PROBLEM STATEMENT:
Leave every picture out and write out the records below exactly.
***** DATA IN THIS EXERCISE *****
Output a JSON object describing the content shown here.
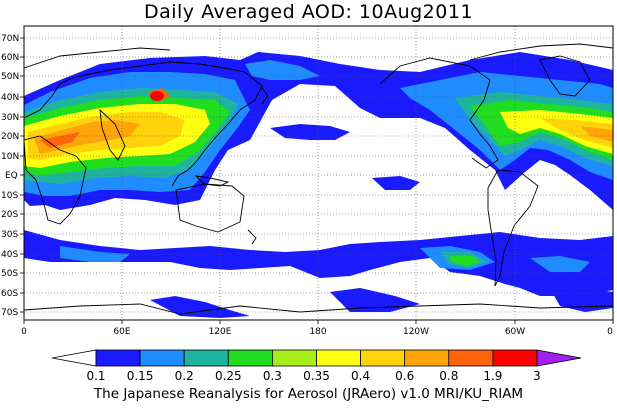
{
  "title": "Daily Averaged AOD: 10Aug2011",
  "credit": "The Japanese Reanalysis for Aerosol (JRAero) v1.0 MRI/KU_RIAM",
  "lat_labels": [
    "70N",
    "60N",
    "50N",
    "40N",
    "30N",
    "20N",
    "10N",
    "EQ",
    "10S",
    "20S",
    "30S",
    "40S",
    "50S",
    "60S",
    "70S"
  ],
  "lon_labels": [
    "0",
    "60E",
    "120E",
    "180",
    "120W",
    "60W",
    "0"
  ],
  "colorbar": {
    "labels": [
      "0.1",
      "0.15",
      "0.2",
      "0.25",
      "0.3",
      "0.35",
      "0.4",
      "0.6",
      "0.8",
      "1.9",
      "3"
    ],
    "colors": [
      "#ffffff",
      "#1a1aff",
      "#1f8cff",
      "#1eb4a0",
      "#20dd20",
      "#a8ee1a",
      "#ffff10",
      "#ffd20a",
      "#ffa50a",
      "#ff640a",
      "#ff0000",
      "#a020f0"
    ]
  }
}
*****
WRITTEN RESPONSE:
Output a JSON object describing the content shown here.
{
  "title": "Daily Averaged AOD: 10Aug2011",
  "credit": "The Japanese Reanalysis for Aerosol (JRAero) v1.0 MRI/KU_RIAM",
  "lat_labels": [
    "70N",
    "60N",
    "50N",
    "40N",
    "30N",
    "20N",
    "10N",
    "EQ",
    "10S",
    "20S",
    "30S",
    "40S",
    "50S",
    "60S",
    "70S"
  ],
  "lon_labels": [
    "0",
    "60E",
    "120E",
    "180",
    "120W",
    "60W",
    "0"
  ],
  "colorbar": {
    "labels": [
      "0.1",
      "0.15",
      "0.2",
      "0.25",
      "0.3",
      "0.35",
      "0.4",
      "0.6",
      "0.8",
      "1.9",
      "3"
    ],
    "colors": [
      "#ffffff",
      "#1a1aff",
      "#1f8cff",
      "#1eb4a0",
      "#20dd20",
      "#a8ee1a",
      "#ffff10",
      "#ffd20a",
      "#ffa50a",
      "#ff640a",
      "#ff0000",
      "#a020f0"
    ]
  }
}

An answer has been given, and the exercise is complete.